__EXERCISE PROMPT__: Reproduce the listing below in full and without alteration, apart from its pictures.
----- RECORDS SUPPLIED -----
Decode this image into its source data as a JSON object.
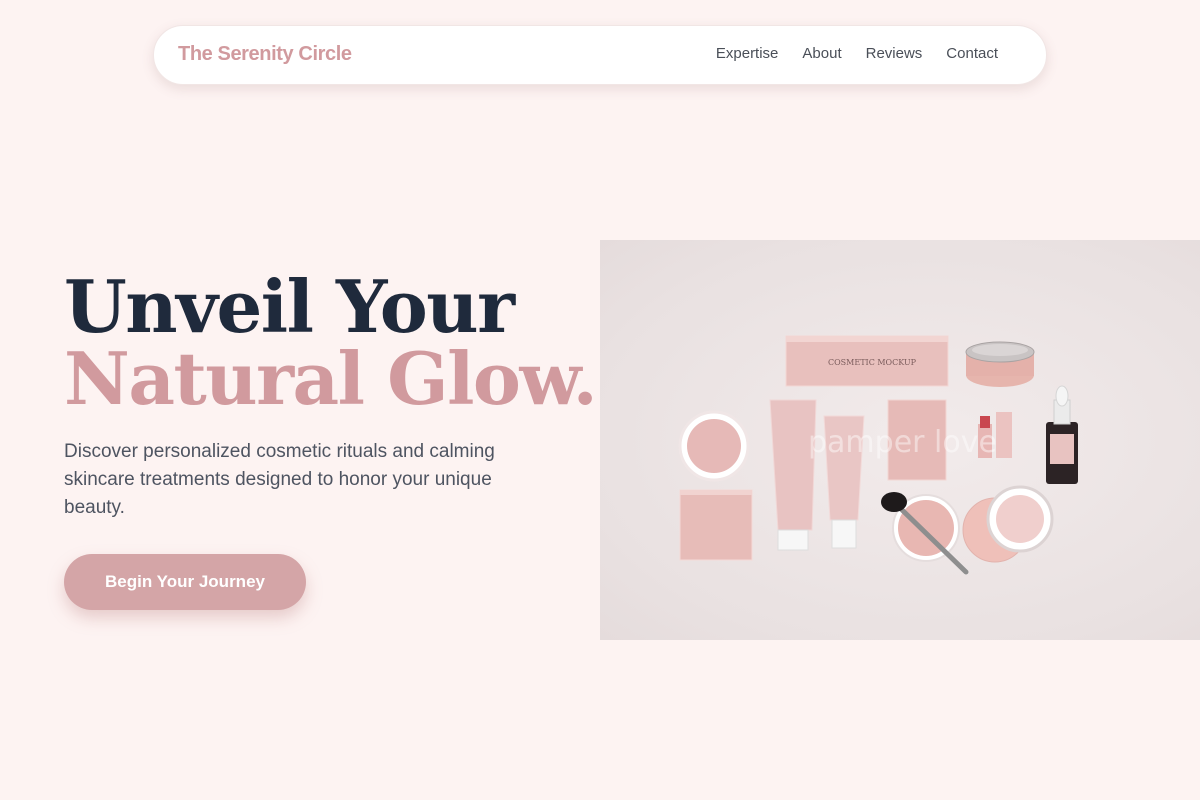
{
  "nav": {
    "brand": "The Serenity Circle",
    "links": [
      "Expertise",
      "About",
      "Reviews",
      "Contact"
    ]
  },
  "hero": {
    "title_line1": "Unveil Your",
    "title_line2": "Natural Glow.",
    "description": "Discover personalized cosmetic rituals and calming skincare treatments designed to honor your unique beauty.",
    "cta_label": "Begin Your Journey"
  },
  "image": {
    "product_label_a": "COSMETIC MOCKUP",
    "watermark": "pamper love"
  },
  "colors": {
    "background": "#fdf3f2",
    "brand": "#d19a9e",
    "heading_dark": "#1f2a3c",
    "button": "#d4a5a7",
    "body_text": "#4e5461"
  }
}
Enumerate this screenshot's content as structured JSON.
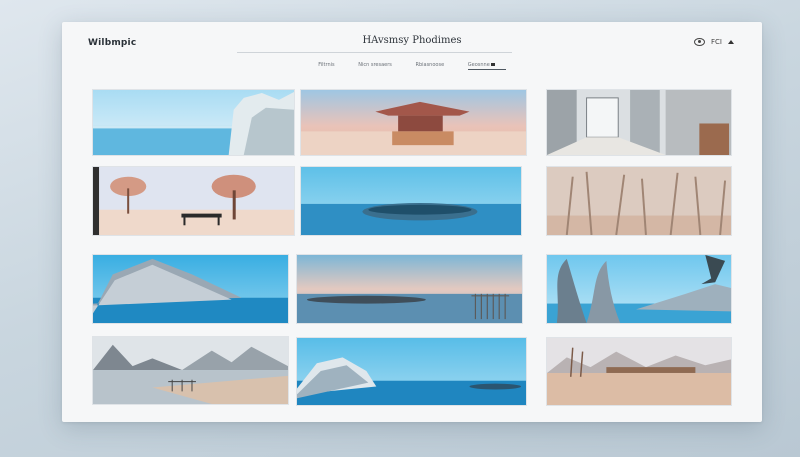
{
  "app": {
    "brand": "Wilbmpic",
    "title": "HAvsmsy Phodimes"
  },
  "header_icons": [
    "eye-icon",
    "chevron-up-icon"
  ],
  "header_text": "FCI",
  "nav": {
    "items": [
      "Filtrnis",
      "Nicn sresaers",
      "Rbiasnoose",
      "Geosnne"
    ],
    "selected_index": 3
  },
  "gallery": {
    "rows": 4,
    "columns": 3,
    "items": [
      {
        "name": "glacier-cliff-lake",
        "scene": "glacier"
      },
      {
        "name": "pavilion-desert-sunset",
        "scene": "pavilion"
      },
      {
        "name": "modern-corridor-interior",
        "scene": "corridor"
      },
      {
        "name": "bench-under-pink-trees",
        "scene": "trees-bench"
      },
      {
        "name": "blue-lake-island",
        "scene": "island"
      },
      {
        "name": "misty-bare-forest",
        "scene": "forest"
      },
      {
        "name": "rock-mountain-water",
        "scene": "rock"
      },
      {
        "name": "pier-at-dusk",
        "scene": "pier"
      },
      {
        "name": "twisted-tree-lake",
        "scene": "twisted"
      },
      {
        "name": "volcano-shoreline",
        "scene": "volcano"
      },
      {
        "name": "snowy-hill-lake",
        "scene": "snowhill"
      },
      {
        "name": "desert-mountain-plain",
        "scene": "desert"
      }
    ]
  },
  "colors": {
    "window": "#f6f7f8",
    "sky_blue": "#7fc4e6",
    "water": "#4aa9d8",
    "sand": "#d8b9a3"
  }
}
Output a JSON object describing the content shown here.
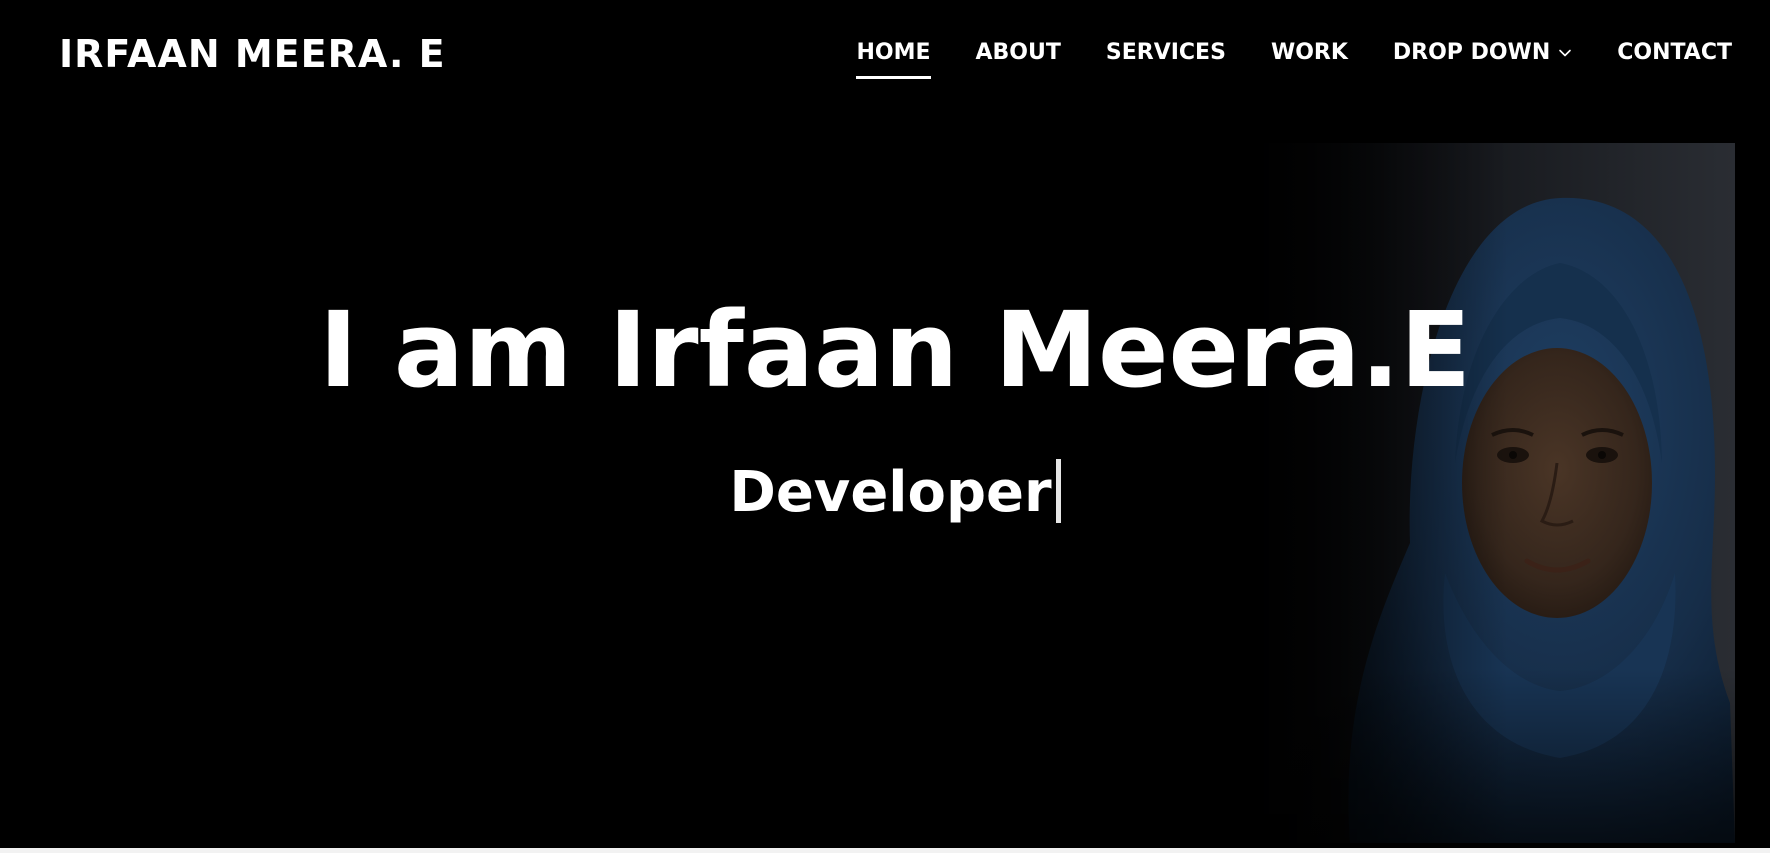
{
  "header": {
    "logo": "IRFAAN MEERA. E",
    "nav": [
      {
        "label": "HOME",
        "active": true
      },
      {
        "label": "ABOUT"
      },
      {
        "label": "SERVICES"
      },
      {
        "label": "WORK"
      },
      {
        "label": "DROP DOWN",
        "icon": "chevron-down-icon"
      },
      {
        "label": "CONTACT"
      }
    ]
  },
  "hero": {
    "title": "I am Irfaan Meera.E",
    "subtitle": "Developer",
    "cursor": "|"
  },
  "colors": {
    "background": "#000000",
    "text": "#ffffff",
    "hijab": "#1c3a5c",
    "skin": "#3a2a20"
  }
}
-----
__COMPLETE OUTPUT__:
Decode this image into its source data as a JSON object.
{
  "nav": {
    "brand": "The Serenity Circle",
    "links": [
      "Expertise",
      "About",
      "Reviews",
      "Contact"
    ]
  },
  "hero": {
    "title_line1": "Unveil Your",
    "title_line2": "Natural Glow.",
    "description": "Discover personalized cosmetic rituals and calming skincare treatments designed to honor your unique beauty.",
    "cta_label": "Begin Your Journey"
  },
  "image": {
    "product_label_a": "COSMETIC MOCKUP",
    "watermark": "pamper love"
  },
  "colors": {
    "background": "#fdf3f2",
    "brand": "#d19a9e",
    "heading_dark": "#1f2a3c",
    "button": "#d4a5a7",
    "body_text": "#4e5461"
  }
}
Enumerate this screenshot's content as structured JSON.
{
  "app": {
    "brand": "Wilbmpic",
    "title": "HAvsmsy Phodimes"
  },
  "header_icons": [
    "eye-icon",
    "chevron-up-icon"
  ],
  "header_text": "FCI",
  "nav": {
    "items": [
      "Filtrnis",
      "Nicn sresaers",
      "Rbiasnoose",
      "Geosnne"
    ],
    "selected_index": 3
  },
  "gallery": {
    "rows": 4,
    "columns": 3,
    "items": [
      {
        "name": "glacier-cliff-lake",
        "scene": "glacier"
      },
      {
        "name": "pavilion-desert-sunset",
        "scene": "pavilion"
      },
      {
        "name": "modern-corridor-interior",
        "scene": "corridor"
      },
      {
        "name": "bench-under-pink-trees",
        "scene": "trees-bench"
      },
      {
        "name": "blue-lake-island",
        "scene": "island"
      },
      {
        "name": "misty-bare-forest",
        "scene": "forest"
      },
      {
        "name": "rock-mountain-water",
        "scene": "rock"
      },
      {
        "name": "pier-at-dusk",
        "scene": "pier"
      },
      {
        "name": "twisted-tree-lake",
        "scene": "twisted"
      },
      {
        "name": "volcano-shoreline",
        "scene": "volcano"
      },
      {
        "name": "snowy-hill-lake",
        "scene": "snowhill"
      },
      {
        "name": "desert-mountain-plain",
        "scene": "desert"
      }
    ]
  },
  "colors": {
    "window": "#f6f7f8",
    "sky_blue": "#7fc4e6",
    "water": "#4aa9d8",
    "sand": "#d8b9a3"
  }
}
Output a JSON object describing the content shown here.
{
  "header": {
    "logo": "IRFAAN MEERA. E",
    "nav": [
      {
        "label": "HOME",
        "active": true
      },
      {
        "label": "ABOUT"
      },
      {
        "label": "SERVICES"
      },
      {
        "label": "WORK"
      },
      {
        "label": "DROP DOWN",
        "icon": "chevron-down-icon"
      },
      {
        "label": "CONTACT"
      }
    ]
  },
  "hero": {
    "title": "I am Irfaan Meera.E",
    "subtitle": "Developer",
    "cursor": "|"
  },
  "colors": {
    "background": "#000000",
    "text": "#ffffff",
    "hijab": "#1c3a5c",
    "skin": "#3a2a20"
  }
}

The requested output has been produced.